◆ **Set exercise a**
In the excerpt on NATO's Strategic Concept, how long had the bombing of Yugoslavia been going on?

◆ **Text excerpt**

The bombing of Yugoslavia had been going on for a month. Thanks to Kosovo, NATO
was already asserting its new role as a “humanitarian” strike force unlimited
by geographical boundaries or international law. The anniversary was the
occasion for official adoption of NATO’s new Strategic Concept, prepared by the
Clinton administration and accepted by Allied leaders obliged to make a strong
show of unity in the midst of a war. The Strategic Concept includes three
important elements which clinch the dominance of the United States over its
European allies.
1.
Nuclear weapons. The Strategic Concept emphatically laid to rest any remaining
hope of nuclear disarmament since “the Alliance’s conventional forces alone
cannot ensure credible deterrence. Nuclear weapons make a unique contribution
in rendering the risks of aggression against the Alliance incalculable and
unacceptable. Thus, they remain essential to preserve peace.” Moreover, nuclear
weapons must remain in Europe “for the foreseeable future.” The demand of the
peace movement of the 1980s for a denuclearized Europe was thereby definitively
rejected. “The presence of United States conventional and nuclear forces in
Europe remains vital to the security of Europe, which is inseparably linked to
that of North America.” Thus, “the Alliance will maintain for the foreseeable
future an appropriate mix of nuclear and conventional forces based in Europe
and kept up to date where necessary...”
2.
Interdependence. The “inseparable link” between North America (that is, the
United States) and Europe is central to the Strategic Concept. There will be no
wriggling out of the grip of U.S.-dominated NATO on the part of the European
Union or of individual member states. Thus, “The principle of collective effort
in Alliance defense is embodied in practical arrangements that enable the
Allies to enjoy the crucial political, military and resource advantages of
collective defense, and prevent the renationalization of defense policies,
without depriving the Allies of their sovereignty.”
3.
The prospect of more “out-of-area” war. This is couched in the usual terms of
reluctant acceptance of duty: “Regional and, in particular, geostrategic
considerations within the Alliance will have to be taken into account, as
instabilities on NATO’s periphery could lead to crisis or conflicts requiring
an Alliance military response, potentially with short warning times.” The
Concept points to the “special logistical challenges” involved in mounting and
sustaining “operations outside the Allies’ territory, where there may be little
or no host-nation support.” This can only mean invading countries where NATO is
not wanted.

◆ **Material supplied**
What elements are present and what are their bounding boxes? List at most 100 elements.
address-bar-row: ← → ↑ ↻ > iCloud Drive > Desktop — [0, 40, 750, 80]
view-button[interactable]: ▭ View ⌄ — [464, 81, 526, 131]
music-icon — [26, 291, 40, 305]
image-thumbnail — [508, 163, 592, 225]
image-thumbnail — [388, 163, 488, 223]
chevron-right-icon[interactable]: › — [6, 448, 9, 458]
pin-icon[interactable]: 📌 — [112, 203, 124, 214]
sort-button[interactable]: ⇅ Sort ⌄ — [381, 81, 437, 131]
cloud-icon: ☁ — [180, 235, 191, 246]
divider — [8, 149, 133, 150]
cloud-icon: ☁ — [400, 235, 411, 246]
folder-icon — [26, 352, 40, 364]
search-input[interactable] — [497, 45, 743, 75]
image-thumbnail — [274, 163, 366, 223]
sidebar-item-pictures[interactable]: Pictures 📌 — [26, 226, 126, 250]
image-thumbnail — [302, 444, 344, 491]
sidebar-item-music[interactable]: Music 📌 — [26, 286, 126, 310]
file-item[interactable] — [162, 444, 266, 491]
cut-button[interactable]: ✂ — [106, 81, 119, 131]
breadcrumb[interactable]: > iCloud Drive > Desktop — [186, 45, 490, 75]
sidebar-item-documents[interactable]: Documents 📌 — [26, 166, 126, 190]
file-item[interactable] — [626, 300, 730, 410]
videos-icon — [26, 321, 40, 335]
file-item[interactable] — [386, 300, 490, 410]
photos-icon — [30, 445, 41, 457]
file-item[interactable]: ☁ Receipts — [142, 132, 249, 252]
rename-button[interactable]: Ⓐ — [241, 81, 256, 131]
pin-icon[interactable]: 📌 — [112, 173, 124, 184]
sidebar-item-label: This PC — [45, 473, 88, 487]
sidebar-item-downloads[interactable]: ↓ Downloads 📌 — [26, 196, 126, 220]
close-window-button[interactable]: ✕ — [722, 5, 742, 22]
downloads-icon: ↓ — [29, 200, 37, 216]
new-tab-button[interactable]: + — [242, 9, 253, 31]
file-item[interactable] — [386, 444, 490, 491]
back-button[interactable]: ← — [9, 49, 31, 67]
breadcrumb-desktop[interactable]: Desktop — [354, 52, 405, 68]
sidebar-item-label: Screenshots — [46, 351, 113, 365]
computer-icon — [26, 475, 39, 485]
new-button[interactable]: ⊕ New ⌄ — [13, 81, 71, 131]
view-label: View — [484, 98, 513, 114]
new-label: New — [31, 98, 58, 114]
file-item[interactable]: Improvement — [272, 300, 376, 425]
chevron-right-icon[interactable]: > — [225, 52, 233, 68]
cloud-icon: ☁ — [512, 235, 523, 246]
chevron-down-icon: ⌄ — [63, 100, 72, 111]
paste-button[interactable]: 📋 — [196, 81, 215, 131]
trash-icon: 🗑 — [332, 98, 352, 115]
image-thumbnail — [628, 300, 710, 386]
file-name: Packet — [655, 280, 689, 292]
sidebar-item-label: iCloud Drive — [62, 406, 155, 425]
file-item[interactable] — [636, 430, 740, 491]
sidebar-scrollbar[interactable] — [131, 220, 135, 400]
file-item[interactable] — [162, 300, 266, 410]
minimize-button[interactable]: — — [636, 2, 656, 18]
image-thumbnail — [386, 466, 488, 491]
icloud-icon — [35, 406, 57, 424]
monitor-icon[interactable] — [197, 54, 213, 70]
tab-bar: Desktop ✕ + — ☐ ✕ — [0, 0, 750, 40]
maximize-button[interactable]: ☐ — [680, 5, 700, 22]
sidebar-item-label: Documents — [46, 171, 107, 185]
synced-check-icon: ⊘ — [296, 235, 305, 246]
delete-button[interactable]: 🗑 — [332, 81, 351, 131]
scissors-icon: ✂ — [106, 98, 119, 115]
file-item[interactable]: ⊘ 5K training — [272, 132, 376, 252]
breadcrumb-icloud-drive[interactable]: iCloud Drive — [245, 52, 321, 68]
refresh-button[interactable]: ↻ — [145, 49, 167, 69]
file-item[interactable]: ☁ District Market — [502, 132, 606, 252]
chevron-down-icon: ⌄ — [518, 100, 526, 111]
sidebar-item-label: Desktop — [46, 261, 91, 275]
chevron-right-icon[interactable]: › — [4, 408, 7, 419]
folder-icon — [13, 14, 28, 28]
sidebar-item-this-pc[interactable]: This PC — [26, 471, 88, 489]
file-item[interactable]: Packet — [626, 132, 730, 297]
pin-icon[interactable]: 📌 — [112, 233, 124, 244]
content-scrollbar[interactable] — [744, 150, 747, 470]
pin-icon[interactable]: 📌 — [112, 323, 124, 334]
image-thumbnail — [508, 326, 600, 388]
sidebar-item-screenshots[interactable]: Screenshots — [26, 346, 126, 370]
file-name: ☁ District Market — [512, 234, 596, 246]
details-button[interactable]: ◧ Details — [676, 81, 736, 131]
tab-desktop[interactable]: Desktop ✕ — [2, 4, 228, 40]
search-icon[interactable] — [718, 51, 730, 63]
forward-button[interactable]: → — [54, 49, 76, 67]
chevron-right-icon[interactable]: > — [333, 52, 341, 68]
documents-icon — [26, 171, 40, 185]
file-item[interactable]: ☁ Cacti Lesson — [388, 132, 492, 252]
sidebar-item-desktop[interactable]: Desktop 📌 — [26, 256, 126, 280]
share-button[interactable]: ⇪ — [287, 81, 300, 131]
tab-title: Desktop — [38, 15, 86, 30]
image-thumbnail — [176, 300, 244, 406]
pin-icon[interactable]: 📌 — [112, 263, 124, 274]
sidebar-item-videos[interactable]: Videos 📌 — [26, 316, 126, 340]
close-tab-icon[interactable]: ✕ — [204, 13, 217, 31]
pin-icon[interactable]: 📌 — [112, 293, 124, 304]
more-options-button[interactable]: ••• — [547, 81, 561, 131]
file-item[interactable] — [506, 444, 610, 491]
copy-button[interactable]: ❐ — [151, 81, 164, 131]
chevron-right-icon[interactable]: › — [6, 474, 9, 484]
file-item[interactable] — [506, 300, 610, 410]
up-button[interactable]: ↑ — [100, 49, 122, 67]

◆ **Set exercise b**
Copy the entries word for word, from their first line down to the line containing "back-button[interactable]: ← —", with both of those lines included.

◆ **Final answer a**
For a month.

◆ **Final answer b**
What elements are present and what are their bounding boxes? List at most 100 elements.
address-bar-row: ← → ↑ ↻ > iCloud Drive > Desktop — [0, 40, 750, 80]
view-button[interactable]: ▭ View ⌄ — [464, 81, 526, 131]
music-icon — [26, 291, 40, 305]
image-thumbnail — [508, 163, 592, 225]
image-thumbnail — [388, 163, 488, 223]
chevron-right-icon[interactable]: › — [6, 448, 9, 458]
pin-icon[interactable]: 📌 — [112, 203, 124, 214]
sort-button[interactable]: ⇅ Sort ⌄ — [381, 81, 437, 131]
cloud-icon: ☁ — [180, 235, 191, 246]
divider — [8, 149, 133, 150]
cloud-icon: ☁ — [400, 235, 411, 246]
folder-icon — [26, 352, 40, 364]
search-input[interactable] — [497, 45, 743, 75]
image-thumbnail — [274, 163, 366, 223]
sidebar-item-pictures[interactable]: Pictures 📌 — [26, 226, 126, 250]
image-thumbnail — [302, 444, 344, 491]
sidebar-item-music[interactable]: Music 📌 — [26, 286, 126, 310]
file-item[interactable] — [162, 444, 266, 491]
cut-button[interactable]: ✂ — [106, 81, 119, 131]
breadcrumb[interactable]: > iCloud Drive > Desktop — [186, 45, 490, 75]
sidebar-item-documents[interactable]: Documents 📌 — [26, 166, 126, 190]
file-item[interactable] — [626, 300, 730, 410]
videos-icon — [26, 321, 40, 335]
file-item[interactable] — [386, 300, 490, 410]
photos-icon — [30, 445, 41, 457]
file-item[interactable]: ☁ Receipts — [142, 132, 249, 252]
rename-button[interactable]: Ⓐ — [241, 81, 256, 131]
pin-icon[interactable]: 📌 — [112, 173, 124, 184]
sidebar-item-label: This PC — [45, 473, 88, 487]
sidebar-item-downloads[interactable]: ↓ Downloads 📌 — [26, 196, 126, 220]
close-window-button[interactable]: ✕ — [722, 5, 742, 22]
downloads-icon: ↓ — [29, 200, 37, 216]
new-tab-button[interactable]: + — [242, 9, 253, 31]
file-item[interactable] — [386, 444, 490, 491]
back-button[interactable]: ← — [9, 49, 31, 67]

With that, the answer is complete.